(Collection entries)
■ ■ ■ ■

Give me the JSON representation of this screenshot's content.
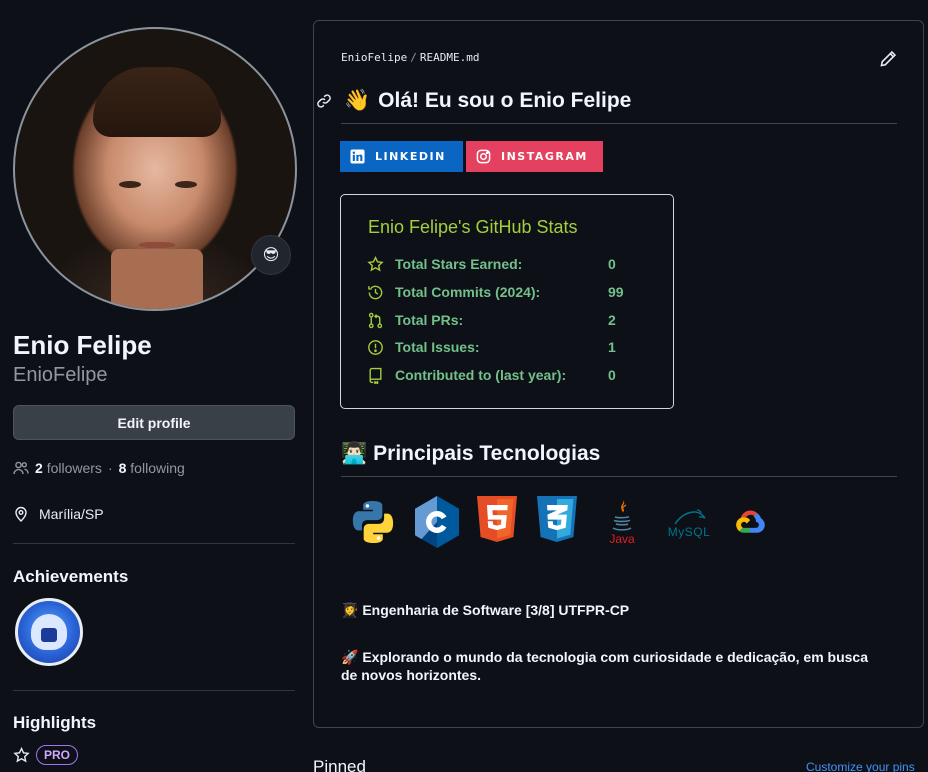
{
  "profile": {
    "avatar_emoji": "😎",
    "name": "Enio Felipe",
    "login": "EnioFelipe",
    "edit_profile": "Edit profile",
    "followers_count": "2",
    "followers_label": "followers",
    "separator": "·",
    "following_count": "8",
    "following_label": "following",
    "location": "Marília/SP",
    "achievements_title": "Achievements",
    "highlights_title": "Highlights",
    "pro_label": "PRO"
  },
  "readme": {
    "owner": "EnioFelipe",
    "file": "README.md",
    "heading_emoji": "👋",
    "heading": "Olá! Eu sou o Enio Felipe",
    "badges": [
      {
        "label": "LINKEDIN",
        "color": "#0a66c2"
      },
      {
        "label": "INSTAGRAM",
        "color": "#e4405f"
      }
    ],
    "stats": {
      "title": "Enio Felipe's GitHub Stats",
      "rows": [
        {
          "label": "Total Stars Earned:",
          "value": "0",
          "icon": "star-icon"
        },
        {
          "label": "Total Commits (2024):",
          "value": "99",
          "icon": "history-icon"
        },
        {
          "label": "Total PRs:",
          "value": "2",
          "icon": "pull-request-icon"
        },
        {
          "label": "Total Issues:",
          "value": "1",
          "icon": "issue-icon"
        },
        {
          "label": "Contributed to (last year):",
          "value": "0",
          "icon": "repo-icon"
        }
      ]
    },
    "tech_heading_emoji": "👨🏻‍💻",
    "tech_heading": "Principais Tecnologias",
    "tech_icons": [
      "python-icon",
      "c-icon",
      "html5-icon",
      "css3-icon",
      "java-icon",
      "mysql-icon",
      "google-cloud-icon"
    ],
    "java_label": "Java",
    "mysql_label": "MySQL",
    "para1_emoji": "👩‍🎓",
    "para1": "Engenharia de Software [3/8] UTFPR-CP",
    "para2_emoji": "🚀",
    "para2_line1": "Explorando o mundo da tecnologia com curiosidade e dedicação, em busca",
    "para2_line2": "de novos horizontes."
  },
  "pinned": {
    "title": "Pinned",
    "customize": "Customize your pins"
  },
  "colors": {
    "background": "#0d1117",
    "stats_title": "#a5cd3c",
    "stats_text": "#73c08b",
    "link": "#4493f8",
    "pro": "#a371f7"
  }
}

■ ■ ■ ■

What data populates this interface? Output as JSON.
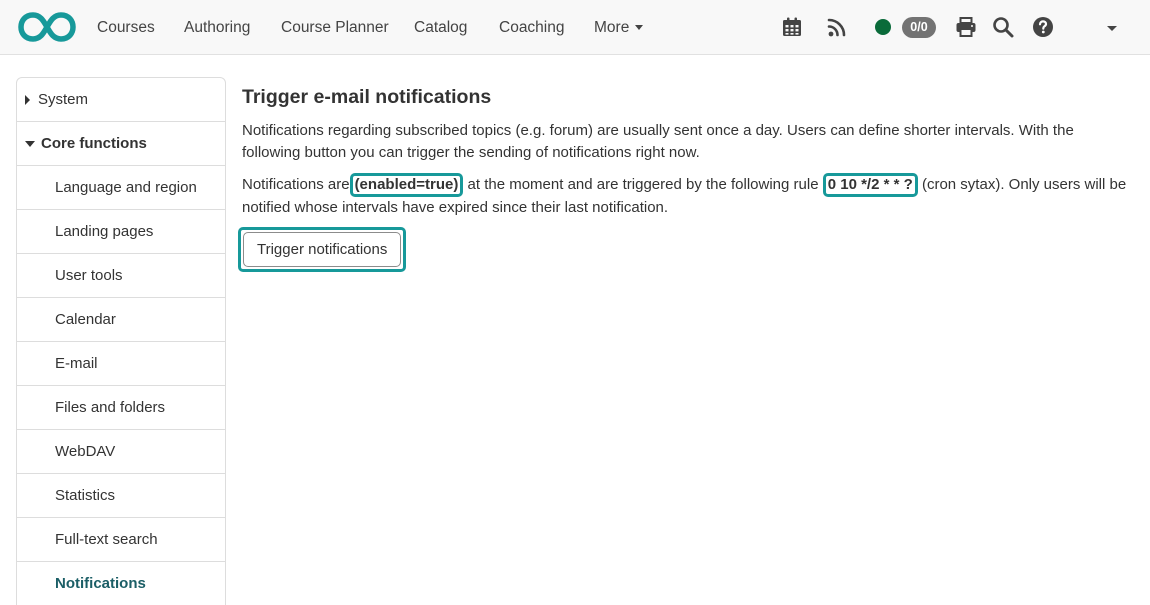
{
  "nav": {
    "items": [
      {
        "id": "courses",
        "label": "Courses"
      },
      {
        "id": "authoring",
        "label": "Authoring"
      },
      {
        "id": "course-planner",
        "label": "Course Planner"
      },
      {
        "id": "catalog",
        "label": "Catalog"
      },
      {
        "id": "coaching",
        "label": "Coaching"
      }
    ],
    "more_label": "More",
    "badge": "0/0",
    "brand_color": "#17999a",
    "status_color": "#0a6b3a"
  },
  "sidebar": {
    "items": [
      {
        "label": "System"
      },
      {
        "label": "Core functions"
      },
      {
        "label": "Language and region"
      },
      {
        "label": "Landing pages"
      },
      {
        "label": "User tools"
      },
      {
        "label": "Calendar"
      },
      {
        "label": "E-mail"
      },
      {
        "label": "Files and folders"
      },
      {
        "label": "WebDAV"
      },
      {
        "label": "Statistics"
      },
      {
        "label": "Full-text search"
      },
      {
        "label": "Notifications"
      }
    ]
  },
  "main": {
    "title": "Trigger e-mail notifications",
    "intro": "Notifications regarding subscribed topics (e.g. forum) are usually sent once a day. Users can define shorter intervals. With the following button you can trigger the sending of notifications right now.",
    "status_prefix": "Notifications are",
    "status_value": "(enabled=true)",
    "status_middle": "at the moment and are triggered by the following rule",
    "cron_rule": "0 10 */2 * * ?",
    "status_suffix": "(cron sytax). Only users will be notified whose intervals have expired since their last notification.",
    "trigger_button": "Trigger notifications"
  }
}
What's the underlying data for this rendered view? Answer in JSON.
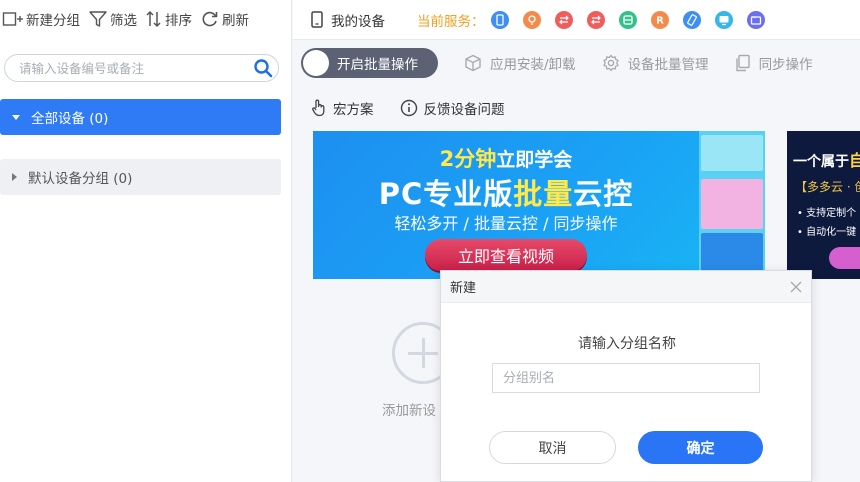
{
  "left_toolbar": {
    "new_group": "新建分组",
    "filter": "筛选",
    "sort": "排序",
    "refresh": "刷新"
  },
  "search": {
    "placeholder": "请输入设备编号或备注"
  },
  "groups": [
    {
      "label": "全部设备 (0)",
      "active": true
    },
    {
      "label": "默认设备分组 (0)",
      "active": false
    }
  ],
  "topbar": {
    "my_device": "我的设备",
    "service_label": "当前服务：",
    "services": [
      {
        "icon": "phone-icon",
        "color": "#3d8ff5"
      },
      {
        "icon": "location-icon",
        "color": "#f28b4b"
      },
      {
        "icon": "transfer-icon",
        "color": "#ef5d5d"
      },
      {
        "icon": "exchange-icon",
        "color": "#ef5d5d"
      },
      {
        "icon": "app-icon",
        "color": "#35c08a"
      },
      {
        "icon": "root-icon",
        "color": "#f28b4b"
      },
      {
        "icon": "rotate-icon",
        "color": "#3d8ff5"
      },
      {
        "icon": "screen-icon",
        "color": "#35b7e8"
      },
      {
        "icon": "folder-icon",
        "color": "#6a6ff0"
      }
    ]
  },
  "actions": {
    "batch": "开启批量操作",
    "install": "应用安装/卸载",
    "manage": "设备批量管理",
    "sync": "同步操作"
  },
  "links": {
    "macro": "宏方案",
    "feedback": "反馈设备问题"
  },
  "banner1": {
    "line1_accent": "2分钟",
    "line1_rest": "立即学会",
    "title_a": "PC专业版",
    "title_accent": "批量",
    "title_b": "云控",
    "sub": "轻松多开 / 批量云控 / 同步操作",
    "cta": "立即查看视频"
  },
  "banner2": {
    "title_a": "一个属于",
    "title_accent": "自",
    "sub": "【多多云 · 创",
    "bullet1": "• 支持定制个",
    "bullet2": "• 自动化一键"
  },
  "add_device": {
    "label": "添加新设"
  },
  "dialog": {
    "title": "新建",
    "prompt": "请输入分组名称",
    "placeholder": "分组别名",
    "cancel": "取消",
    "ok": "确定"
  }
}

■ ■ ■ ■

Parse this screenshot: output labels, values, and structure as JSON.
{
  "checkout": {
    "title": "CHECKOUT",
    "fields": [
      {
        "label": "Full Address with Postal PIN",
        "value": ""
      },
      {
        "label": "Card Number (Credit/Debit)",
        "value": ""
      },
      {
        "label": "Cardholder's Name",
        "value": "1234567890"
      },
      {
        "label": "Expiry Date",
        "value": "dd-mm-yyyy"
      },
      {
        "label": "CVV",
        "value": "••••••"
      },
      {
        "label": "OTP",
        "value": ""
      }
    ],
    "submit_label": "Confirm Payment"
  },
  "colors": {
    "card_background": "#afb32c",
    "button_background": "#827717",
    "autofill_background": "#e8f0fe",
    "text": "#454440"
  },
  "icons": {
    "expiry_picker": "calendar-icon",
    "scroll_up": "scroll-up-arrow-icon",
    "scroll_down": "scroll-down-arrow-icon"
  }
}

■ ■ ■ ■

### Exercise directions
Return only those lines of the records that contain the string "scroll".

### Solution to this task
    "scroll_up": "scroll-up-arrow-icon",
    "scroll_down": "scroll-down-arrow-icon"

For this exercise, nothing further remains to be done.